— Start of PAGE TEXT —
# Klipsch Heritage System



## hjones4841 (Jan 21, 2009)

I have been a fan of Klipsch speakers since the late 1960s. I have worked my way up to a full Klipsch Heritage system for my HT that includes the following:

Front L/R: Klipschorns, oiled walnut, 1998 vintage.
Center: Belle Klipsch, oiled walnut, also 1998 vintage.
Side surrounds: Klipsch Heresy IIIs, mahogany, 2005 vintage
Back: Another pair of Klipschorns in oiled walnut, 1978 vintage.
Bringing up the bottom is a Velodyne FSR-18 sub, 1998 vintage.
A Hsu ULS-15 Quad Drive sub system was added 8/6/09.

All this is driven by a Denon 5805 "Big Mama" receiver.

For video, I have a Sony VPL-HW10 projector, mated to a Carada 102" 16:9 fixed screen with the brilliant white fabric.

Video sources include 3 Directv HR20 series DVRs, two Sony 400 disc DVD changers, and a Sony BDP-CS7000ES bluray changer.
— End of PAGE TEXT —
— Start of STORED DATA —
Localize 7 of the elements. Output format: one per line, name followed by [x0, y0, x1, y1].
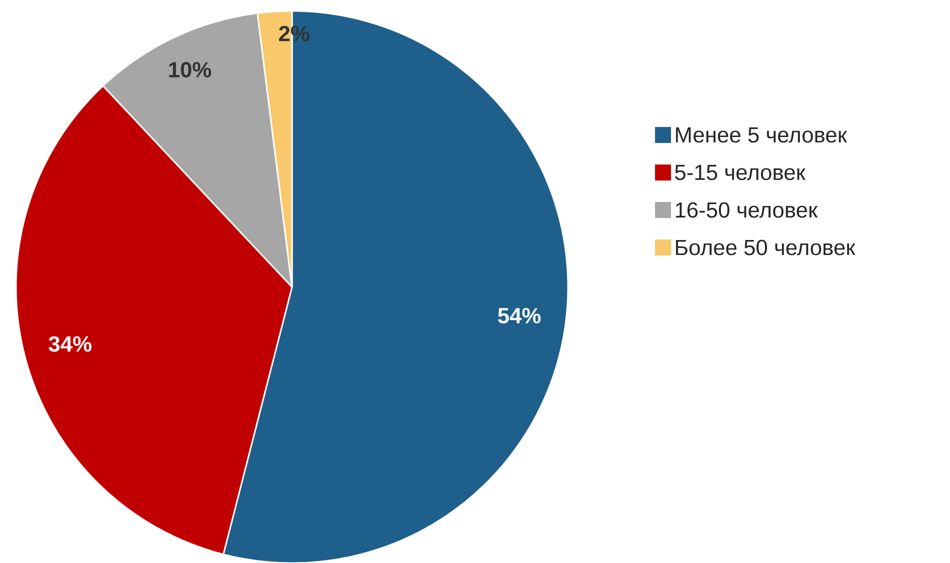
— End of STORED DATA —
— Start of STORED DATA —
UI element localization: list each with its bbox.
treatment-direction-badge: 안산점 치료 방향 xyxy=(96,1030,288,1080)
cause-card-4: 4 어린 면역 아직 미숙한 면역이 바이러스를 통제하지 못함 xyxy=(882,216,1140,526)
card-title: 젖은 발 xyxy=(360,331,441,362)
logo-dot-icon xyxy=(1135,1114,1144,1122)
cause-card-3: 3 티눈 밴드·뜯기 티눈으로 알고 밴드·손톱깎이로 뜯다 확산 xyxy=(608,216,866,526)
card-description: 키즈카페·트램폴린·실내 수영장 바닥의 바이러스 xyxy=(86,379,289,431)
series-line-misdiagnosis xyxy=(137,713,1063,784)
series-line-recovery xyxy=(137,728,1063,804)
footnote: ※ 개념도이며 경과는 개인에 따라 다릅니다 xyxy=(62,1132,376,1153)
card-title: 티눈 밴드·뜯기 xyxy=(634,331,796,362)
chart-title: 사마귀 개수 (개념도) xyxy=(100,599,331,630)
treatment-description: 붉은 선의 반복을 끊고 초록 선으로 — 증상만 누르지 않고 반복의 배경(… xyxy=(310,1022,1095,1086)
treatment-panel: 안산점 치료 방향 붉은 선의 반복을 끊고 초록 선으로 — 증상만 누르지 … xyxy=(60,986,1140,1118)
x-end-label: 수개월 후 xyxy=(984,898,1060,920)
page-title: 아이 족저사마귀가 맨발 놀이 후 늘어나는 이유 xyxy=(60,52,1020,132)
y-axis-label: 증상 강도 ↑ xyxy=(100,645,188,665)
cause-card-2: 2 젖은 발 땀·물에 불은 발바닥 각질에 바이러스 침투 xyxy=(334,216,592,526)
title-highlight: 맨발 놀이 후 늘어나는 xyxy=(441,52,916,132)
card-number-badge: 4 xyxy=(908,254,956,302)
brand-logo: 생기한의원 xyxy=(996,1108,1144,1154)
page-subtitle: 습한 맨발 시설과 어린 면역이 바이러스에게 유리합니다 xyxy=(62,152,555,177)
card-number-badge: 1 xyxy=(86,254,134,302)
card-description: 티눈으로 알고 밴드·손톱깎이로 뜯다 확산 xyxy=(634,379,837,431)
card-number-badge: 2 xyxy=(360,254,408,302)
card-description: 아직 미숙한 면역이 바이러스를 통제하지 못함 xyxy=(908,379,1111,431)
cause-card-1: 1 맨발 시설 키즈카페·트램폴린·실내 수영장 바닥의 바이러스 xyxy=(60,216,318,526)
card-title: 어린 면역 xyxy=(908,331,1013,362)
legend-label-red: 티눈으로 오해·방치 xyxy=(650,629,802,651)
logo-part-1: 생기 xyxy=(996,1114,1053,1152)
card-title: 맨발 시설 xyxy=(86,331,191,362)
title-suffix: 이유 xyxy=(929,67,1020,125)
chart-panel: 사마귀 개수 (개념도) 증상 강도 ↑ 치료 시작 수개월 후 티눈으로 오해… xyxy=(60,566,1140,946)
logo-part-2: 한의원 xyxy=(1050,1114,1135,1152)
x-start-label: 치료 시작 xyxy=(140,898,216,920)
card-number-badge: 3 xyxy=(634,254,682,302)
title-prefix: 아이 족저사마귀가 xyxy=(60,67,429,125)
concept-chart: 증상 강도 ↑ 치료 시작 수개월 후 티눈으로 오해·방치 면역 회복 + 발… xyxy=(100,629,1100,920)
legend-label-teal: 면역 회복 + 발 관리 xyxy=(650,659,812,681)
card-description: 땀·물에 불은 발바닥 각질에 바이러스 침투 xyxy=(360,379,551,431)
— End of STORED DATA —
▶ _EXERCISE REQUIREMENTS_:
1) In the post about the Klipsch Heritage home theater system, which receiver drives all the speakers?
2) Continue the post about the Klipsch Heritage home theater system, starting right after its final sentence on video sources.

▶ _THE REPLIES_:
1) A Denon 5805 "Big Mama" receiver.

2)
The DVRs and both DVD changers are hooked up for whole house distribution, ChannelPlus stereo modulators with wired Xantech remote system. Also in the system are a WD TV player hooked up to a 1TB external hard drive, used mainly for viewing photos and home videos.

APC UPSs are on hand for the DVRs and the projector. The room is a dedicated "bat cave."

The main system is controlled by a Logitech Harmony 900 remote. Sony learning remotes are used in the other rooms of the house to control the whole house wired gear.

There are 7 GIK Monster bass traps in the room. Other treatments include ATS panels for first reflection and ceiling treatment consisting of R30 above suspended ceiling tiles.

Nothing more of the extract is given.